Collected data
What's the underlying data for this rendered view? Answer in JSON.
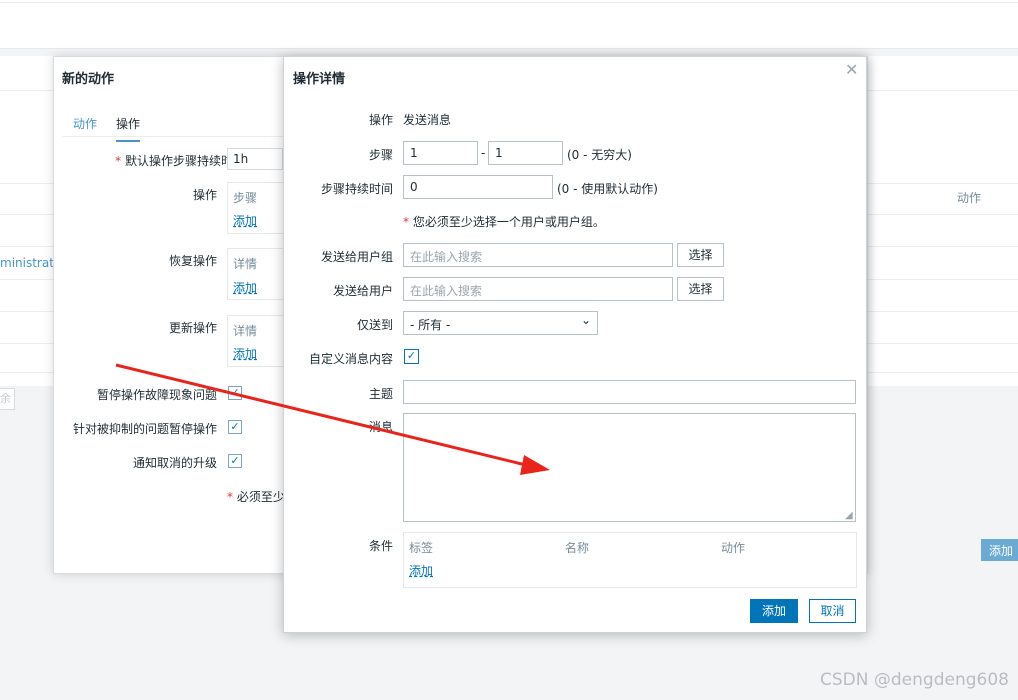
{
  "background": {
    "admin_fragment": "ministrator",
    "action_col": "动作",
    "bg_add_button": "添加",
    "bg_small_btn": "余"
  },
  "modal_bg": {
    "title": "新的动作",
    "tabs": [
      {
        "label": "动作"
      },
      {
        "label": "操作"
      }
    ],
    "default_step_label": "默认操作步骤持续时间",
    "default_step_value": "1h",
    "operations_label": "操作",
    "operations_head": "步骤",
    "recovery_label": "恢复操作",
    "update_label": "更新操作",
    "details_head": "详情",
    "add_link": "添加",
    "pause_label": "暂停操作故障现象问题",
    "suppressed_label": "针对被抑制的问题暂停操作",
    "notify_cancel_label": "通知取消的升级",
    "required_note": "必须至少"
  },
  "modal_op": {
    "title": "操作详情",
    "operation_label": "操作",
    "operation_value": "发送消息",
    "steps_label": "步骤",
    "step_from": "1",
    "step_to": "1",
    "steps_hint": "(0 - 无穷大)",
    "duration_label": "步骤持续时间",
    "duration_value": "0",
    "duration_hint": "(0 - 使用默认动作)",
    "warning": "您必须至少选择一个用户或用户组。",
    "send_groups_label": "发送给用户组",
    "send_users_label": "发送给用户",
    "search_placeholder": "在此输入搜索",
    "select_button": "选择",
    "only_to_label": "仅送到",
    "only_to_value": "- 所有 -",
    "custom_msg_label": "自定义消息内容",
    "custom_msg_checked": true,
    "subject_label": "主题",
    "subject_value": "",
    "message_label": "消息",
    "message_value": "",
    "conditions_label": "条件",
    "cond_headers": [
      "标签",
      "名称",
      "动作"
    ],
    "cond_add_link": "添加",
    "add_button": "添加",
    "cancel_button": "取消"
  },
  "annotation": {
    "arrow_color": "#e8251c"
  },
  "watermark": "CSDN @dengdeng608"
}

» **Written instruction**: Transcribe the whole listing exactly. Pictures stay out of your copy.

» **Correct response**:
What's the underlying data for this rendered view? Answer in JSON.
{
  "background": {
    "admin_fragment": "ministrator",
    "action_col": "动作",
    "bg_add_button": "添加",
    "bg_small_btn": "余"
  },
  "modal_bg": {
    "title": "新的动作",
    "tabs": [
      {
        "label": "动作"
      },
      {
        "label": "操作"
      }
    ],
    "default_step_label": "默认操作步骤持续时间",
    "default_step_value": "1h",
    "operations_label": "操作",
    "operations_head": "步骤",
    "recovery_label": "恢复操作",
    "update_label": "更新操作",
    "details_head": "详情",
    "add_link": "添加",
    "pause_label": "暂停操作故障现象问题",
    "suppressed_label": "针对被抑制的问题暂停操作",
    "notify_cancel_label": "通知取消的升级",
    "required_note": "必须至少"
  },
  "modal_op": {
    "title": "操作详情",
    "operation_label": "操作",
    "operation_value": "发送消息",
    "steps_label": "步骤",
    "step_from": "1",
    "step_to": "1",
    "steps_hint": "(0 - 无穷大)",
    "duration_label": "步骤持续时间",
    "duration_value": "0",
    "duration_hint": "(0 - 使用默认动作)",
    "warning": "您必须至少选择一个用户或用户组。",
    "send_groups_label": "发送给用户组",
    "send_users_label": "发送给用户",
    "search_placeholder": "在此输入搜索",
    "select_button": "选择",
    "only_to_label": "仅送到",
    "only_to_value": "- 所有 -",
    "custom_msg_label": "自定义消息内容",
    "custom_msg_checked": true,
    "subject_label": "主题",
    "subject_value": "",
    "message_label": "消息",
    "message_value": "",
    "conditions_label": "条件",
    "cond_headers": [
      "标签",
      "名称",
      "动作"
    ],
    "cond_add_link": "添加",
    "add_button": "添加",
    "cancel_button": "取消"
  },
  "annotation": {
    "arrow_color": "#e8251c"
  },
  "watermark": "CSDN @dengdeng608"
}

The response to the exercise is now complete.